▶ [Instruction] Output all of the data below exactly as given.

▶ [Data records]
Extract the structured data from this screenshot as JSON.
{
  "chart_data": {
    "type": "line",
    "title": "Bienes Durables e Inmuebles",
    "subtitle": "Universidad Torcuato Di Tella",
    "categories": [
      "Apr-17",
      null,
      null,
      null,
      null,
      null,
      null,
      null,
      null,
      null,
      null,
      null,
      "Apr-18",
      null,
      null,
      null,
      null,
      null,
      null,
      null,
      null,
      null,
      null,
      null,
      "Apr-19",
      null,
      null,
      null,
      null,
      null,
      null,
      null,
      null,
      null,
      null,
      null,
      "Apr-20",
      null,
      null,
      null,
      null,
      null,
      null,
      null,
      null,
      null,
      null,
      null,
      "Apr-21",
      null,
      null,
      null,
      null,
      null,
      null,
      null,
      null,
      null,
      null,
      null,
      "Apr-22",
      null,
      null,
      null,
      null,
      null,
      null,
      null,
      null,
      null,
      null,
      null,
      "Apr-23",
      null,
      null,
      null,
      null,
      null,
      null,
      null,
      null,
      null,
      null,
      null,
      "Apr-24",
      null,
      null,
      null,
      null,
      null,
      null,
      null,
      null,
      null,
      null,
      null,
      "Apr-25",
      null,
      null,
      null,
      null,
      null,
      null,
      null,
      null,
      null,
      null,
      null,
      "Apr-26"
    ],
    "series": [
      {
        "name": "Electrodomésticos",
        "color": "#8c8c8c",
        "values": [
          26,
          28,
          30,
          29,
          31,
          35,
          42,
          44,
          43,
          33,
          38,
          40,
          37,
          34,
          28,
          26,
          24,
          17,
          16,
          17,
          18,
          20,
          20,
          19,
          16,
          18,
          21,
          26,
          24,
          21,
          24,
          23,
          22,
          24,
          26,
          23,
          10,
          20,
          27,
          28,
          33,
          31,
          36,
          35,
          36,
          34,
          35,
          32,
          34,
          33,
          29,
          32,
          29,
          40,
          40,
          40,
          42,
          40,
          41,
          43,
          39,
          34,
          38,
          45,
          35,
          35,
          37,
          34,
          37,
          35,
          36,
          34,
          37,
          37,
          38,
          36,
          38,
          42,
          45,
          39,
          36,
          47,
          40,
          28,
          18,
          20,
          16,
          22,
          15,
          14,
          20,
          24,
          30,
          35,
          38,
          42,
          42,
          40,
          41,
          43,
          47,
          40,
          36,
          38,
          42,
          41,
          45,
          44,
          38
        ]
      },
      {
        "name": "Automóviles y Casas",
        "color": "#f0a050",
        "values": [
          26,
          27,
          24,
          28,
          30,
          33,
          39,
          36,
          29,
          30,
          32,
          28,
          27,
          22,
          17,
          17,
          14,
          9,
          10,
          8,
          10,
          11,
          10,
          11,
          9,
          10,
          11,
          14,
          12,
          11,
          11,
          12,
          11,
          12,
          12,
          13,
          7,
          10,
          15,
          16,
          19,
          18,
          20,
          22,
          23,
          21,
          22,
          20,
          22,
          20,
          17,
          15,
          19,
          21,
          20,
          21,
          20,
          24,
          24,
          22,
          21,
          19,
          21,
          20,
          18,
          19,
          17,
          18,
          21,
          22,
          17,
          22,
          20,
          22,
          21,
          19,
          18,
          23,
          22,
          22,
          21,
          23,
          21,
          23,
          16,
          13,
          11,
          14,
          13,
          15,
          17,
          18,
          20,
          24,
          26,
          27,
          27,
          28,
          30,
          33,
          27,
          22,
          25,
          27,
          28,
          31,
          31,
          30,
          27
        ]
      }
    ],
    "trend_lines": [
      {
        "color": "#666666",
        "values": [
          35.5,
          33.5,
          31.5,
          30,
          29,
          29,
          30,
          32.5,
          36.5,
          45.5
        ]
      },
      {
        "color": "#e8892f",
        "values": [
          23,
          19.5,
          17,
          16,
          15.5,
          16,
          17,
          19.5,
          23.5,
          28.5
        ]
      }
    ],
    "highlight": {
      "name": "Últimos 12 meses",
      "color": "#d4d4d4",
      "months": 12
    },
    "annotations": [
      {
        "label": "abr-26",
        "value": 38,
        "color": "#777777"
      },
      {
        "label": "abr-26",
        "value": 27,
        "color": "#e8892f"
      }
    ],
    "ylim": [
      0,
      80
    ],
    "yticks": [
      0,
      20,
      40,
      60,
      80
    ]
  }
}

▶ [Task answer]
Extract the structured data from this screenshot as JSON.
{
  "chart_data": {
    "type": "line",
    "title": "Bienes Durables e Inmuebles",
    "subtitle": "Universidad Torcuato Di Tella",
    "categories": [
      "Apr-17",
      null,
      null,
      null,
      null,
      null,
      null,
      null,
      null,
      null,
      null,
      null,
      "Apr-18",
      null,
      null,
      null,
      null,
      null,
      null,
      null,
      null,
      null,
      null,
      null,
      "Apr-19",
      null,
      null,
      null,
      null,
      null,
      null,
      null,
      null,
      null,
      null,
      null,
      "Apr-20",
      null,
      null,
      null,
      null,
      null,
      null,
      null,
      null,
      null,
      null,
      null,
      "Apr-21",
      null,
      null,
      null,
      null,
      null,
      null,
      null,
      null,
      null,
      null,
      null,
      "Apr-22",
      null,
      null,
      null,
      null,
      null,
      null,
      null,
      null,
      null,
      null,
      null,
      "Apr-23",
      null,
      null,
      null,
      null,
      null,
      null,
      null,
      null,
      null,
      null,
      null,
      "Apr-24",
      null,
      null,
      null,
      null,
      null,
      null,
      null,
      null,
      null,
      null,
      null,
      "Apr-25",
      null,
      null,
      null,
      null,
      null,
      null,
      null,
      null,
      null,
      null,
      null,
      "Apr-26"
    ],
    "series": [
      {
        "name": "Electrodomésticos",
        "color": "#8c8c8c",
        "values": [
          26,
          28,
          30,
          29,
          31,
          35,
          42,
          44,
          43,
          33,
          38,
          40,
          37,
          34,
          28,
          26,
          24,
          17,
          16,
          17,
          18,
          20,
          20,
          19,
          16,
          18,
          21,
          26,
          24,
          21,
          24,
          23,
          22,
          24,
          26,
          23,
          10,
          20,
          27,
          28,
          33,
          31,
          36,
          35,
          36,
          34,
          35,
          32,
          34,
          33,
          29,
          32,
          29,
          40,
          40,
          40,
          42,
          40,
          41,
          43,
          39,
          34,
          38,
          45,
          35,
          35,
          37,
          34,
          37,
          35,
          36,
          34,
          37,
          37,
          38,
          36,
          38,
          42,
          45,
          39,
          36,
          47,
          40,
          28,
          18,
          20,
          16,
          22,
          15,
          14,
          20,
          24,
          30,
          35,
          38,
          42,
          42,
          40,
          41,
          43,
          47,
          40,
          36,
          38,
          42,
          41,
          45,
          44,
          38
        ]
      },
      {
        "name": "Automóviles y Casas",
        "color": "#f0a050",
        "values": [
          26,
          27,
          24,
          28,
          30,
          33,
          39,
          36,
          29,
          30,
          32,
          28,
          27,
          22,
          17,
          17,
          14,
          9,
          10,
          8,
          10,
          11,
          10,
          11,
          9,
          10,
          11,
          14,
          12,
          11,
          11,
          12,
          11,
          12,
          12,
          13,
          7,
          10,
          15,
          16,
          19,
          18,
          20,
          22,
          23,
          21,
          22,
          20,
          22,
          20,
          17,
          15,
          19,
          21,
          20,
          21,
          20,
          24,
          24,
          22,
          21,
          19,
          21,
          20,
          18,
          19,
          17,
          18,
          21,
          22,
          17,
          22,
          20,
          22,
          21,
          19,
          18,
          23,
          22,
          22,
          21,
          23,
          21,
          23,
          16,
          13,
          11,
          14,
          13,
          15,
          17,
          18,
          20,
          24,
          26,
          27,
          27,
          28,
          30,
          33,
          27,
          22,
          25,
          27,
          28,
          31,
          31,
          30,
          27
        ]
      }
    ],
    "trend_lines": [
      {
        "color": "#666666",
        "values": [
          35.5,
          33.5,
          31.5,
          30,
          29,
          29,
          30,
          32.5,
          36.5,
          45.5
        ]
      },
      {
        "color": "#e8892f",
        "values": [
          23,
          19.5,
          17,
          16,
          15.5,
          16,
          17,
          19.5,
          23.5,
          28.5
        ]
      }
    ],
    "highlight": {
      "name": "Últimos 12 meses",
      "color": "#d4d4d4",
      "months": 12
    },
    "annotations": [
      {
        "label": "abr-26",
        "value": 38,
        "color": "#777777"
      },
      {
        "label": "abr-26",
        "value": 27,
        "color": "#e8892f"
      }
    ],
    "ylim": [
      0,
      80
    ],
    "yticks": [
      0,
      20,
      40,
      60,
      80
    ]
  }
}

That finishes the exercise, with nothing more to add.